● What the task asks: Reproduce the entries in full, with no changes.

● Entries:
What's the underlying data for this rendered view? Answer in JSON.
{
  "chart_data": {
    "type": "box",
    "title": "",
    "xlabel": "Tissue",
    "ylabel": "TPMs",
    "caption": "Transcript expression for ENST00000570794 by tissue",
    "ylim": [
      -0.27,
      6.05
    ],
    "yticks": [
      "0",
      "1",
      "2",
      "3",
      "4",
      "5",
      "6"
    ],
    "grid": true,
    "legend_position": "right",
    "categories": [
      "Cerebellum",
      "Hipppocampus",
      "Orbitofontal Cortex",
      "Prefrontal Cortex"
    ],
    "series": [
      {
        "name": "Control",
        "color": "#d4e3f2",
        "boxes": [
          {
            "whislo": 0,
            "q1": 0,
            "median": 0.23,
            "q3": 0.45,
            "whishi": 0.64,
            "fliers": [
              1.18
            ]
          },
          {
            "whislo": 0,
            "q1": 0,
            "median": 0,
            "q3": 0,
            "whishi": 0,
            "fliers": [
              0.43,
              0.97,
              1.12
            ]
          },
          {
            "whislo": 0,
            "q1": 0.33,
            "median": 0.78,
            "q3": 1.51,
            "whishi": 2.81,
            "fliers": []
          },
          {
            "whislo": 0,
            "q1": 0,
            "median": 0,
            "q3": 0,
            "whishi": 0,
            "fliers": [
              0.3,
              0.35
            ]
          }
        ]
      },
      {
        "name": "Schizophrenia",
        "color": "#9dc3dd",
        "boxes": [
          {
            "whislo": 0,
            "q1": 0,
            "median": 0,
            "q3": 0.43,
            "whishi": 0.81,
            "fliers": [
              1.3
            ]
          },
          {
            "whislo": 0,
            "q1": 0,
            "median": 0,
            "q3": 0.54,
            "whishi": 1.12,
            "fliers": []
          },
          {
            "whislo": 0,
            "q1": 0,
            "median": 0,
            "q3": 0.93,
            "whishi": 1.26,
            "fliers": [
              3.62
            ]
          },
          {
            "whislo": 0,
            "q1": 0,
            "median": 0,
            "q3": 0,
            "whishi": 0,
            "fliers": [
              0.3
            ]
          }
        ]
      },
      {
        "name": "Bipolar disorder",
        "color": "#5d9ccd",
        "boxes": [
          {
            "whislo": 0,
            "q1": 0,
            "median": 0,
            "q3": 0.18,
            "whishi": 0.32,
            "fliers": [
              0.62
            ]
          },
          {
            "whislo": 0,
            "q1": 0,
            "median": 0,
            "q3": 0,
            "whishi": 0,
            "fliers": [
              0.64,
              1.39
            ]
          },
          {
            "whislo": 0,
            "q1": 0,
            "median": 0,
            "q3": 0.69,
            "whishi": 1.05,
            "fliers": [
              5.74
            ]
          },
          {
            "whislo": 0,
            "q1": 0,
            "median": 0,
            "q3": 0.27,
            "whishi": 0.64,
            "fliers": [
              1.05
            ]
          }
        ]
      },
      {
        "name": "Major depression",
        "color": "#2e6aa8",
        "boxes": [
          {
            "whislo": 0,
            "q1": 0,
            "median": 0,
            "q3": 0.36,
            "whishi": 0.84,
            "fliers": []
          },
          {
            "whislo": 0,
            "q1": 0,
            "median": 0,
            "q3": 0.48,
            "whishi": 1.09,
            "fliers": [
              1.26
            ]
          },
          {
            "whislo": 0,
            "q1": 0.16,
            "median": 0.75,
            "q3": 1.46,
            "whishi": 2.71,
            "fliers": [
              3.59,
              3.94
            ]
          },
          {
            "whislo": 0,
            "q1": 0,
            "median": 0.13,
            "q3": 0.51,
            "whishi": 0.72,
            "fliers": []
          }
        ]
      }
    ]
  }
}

● Solution to this task:
What's the underlying data for this rendered view? Answer in JSON.
{
  "chart_data": {
    "type": "box",
    "title": "",
    "xlabel": "Tissue",
    "ylabel": "TPMs",
    "caption": "Transcript expression for ENST00000570794 by tissue",
    "ylim": [
      -0.27,
      6.05
    ],
    "yticks": [
      "0",
      "1",
      "2",
      "3",
      "4",
      "5",
      "6"
    ],
    "grid": true,
    "legend_position": "right",
    "categories": [
      "Cerebellum",
      "Hipppocampus",
      "Orbitofontal Cortex",
      "Prefrontal Cortex"
    ],
    "series": [
      {
        "name": "Control",
        "color": "#d4e3f2",
        "boxes": [
          {
            "whislo": 0,
            "q1": 0,
            "median": 0.23,
            "q3": 0.45,
            "whishi": 0.64,
            "fliers": [
              1.18
            ]
          },
          {
            "whislo": 0,
            "q1": 0,
            "median": 0,
            "q3": 0,
            "whishi": 0,
            "fliers": [
              0.43,
              0.97,
              1.12
            ]
          },
          {
            "whislo": 0,
            "q1": 0.33,
            "median": 0.78,
            "q3": 1.51,
            "whishi": 2.81,
            "fliers": []
          },
          {
            "whislo": 0,
            "q1": 0,
            "median": 0,
            "q3": 0,
            "whishi": 0,
            "fliers": [
              0.3,
              0.35
            ]
          }
        ]
      },
      {
        "name": "Schizophrenia",
        "color": "#9dc3dd",
        "boxes": [
          {
            "whislo": 0,
            "q1": 0,
            "median": 0,
            "q3": 0.43,
            "whishi": 0.81,
            "fliers": [
              1.3
            ]
          },
          {
            "whislo": 0,
            "q1": 0,
            "median": 0,
            "q3": 0.54,
            "whishi": 1.12,
            "fliers": []
          },
          {
            "whislo": 0,
            "q1": 0,
            "median": 0,
            "q3": 0.93,
            "whishi": 1.26,
            "fliers": [
              3.62
            ]
          },
          {
            "whislo": 0,
            "q1": 0,
            "median": 0,
            "q3": 0,
            "whishi": 0,
            "fliers": [
              0.3
            ]
          }
        ]
      },
      {
        "name": "Bipolar disorder",
        "color": "#5d9ccd",
        "boxes": [
          {
            "whislo": 0,
            "q1": 0,
            "median": 0,
            "q3": 0.18,
            "whishi": 0.32,
            "fliers": [
              0.62
            ]
          },
          {
            "whislo": 0,
            "q1": 0,
            "median": 0,
            "q3": 0,
            "whishi": 0,
            "fliers": [
              0.64,
              1.39
            ]
          },
          {
            "whislo": 0,
            "q1": 0,
            "median": 0,
            "q3": 0.69,
            "whishi": 1.05,
            "fliers": [
              5.74
            ]
          },
          {
            "whislo": 0,
            "q1": 0,
            "median": 0,
            "q3": 0.27,
            "whishi": 0.64,
            "fliers": [
              1.05
            ]
          }
        ]
      },
      {
        "name": "Major depression",
        "color": "#2e6aa8",
        "boxes": [
          {
            "whislo": 0,
            "q1": 0,
            "median": 0,
            "q3": 0.36,
            "whishi": 0.84,
            "fliers": []
          },
          {
            "whislo": 0,
            "q1": 0,
            "median": 0,
            "q3": 0.48,
            "whishi": 1.09,
            "fliers": [
              1.26
            ]
          },
          {
            "whislo": 0,
            "q1": 0.16,
            "median": 0.75,
            "q3": 1.46,
            "whishi": 2.71,
            "fliers": [
              3.59,
              3.94
            ]
          },
          {
            "whislo": 0,
            "q1": 0,
            "median": 0.13,
            "q3": 0.51,
            "whishi": 0.72,
            "fliers": []
          }
        ]
      }
    ]
  }
}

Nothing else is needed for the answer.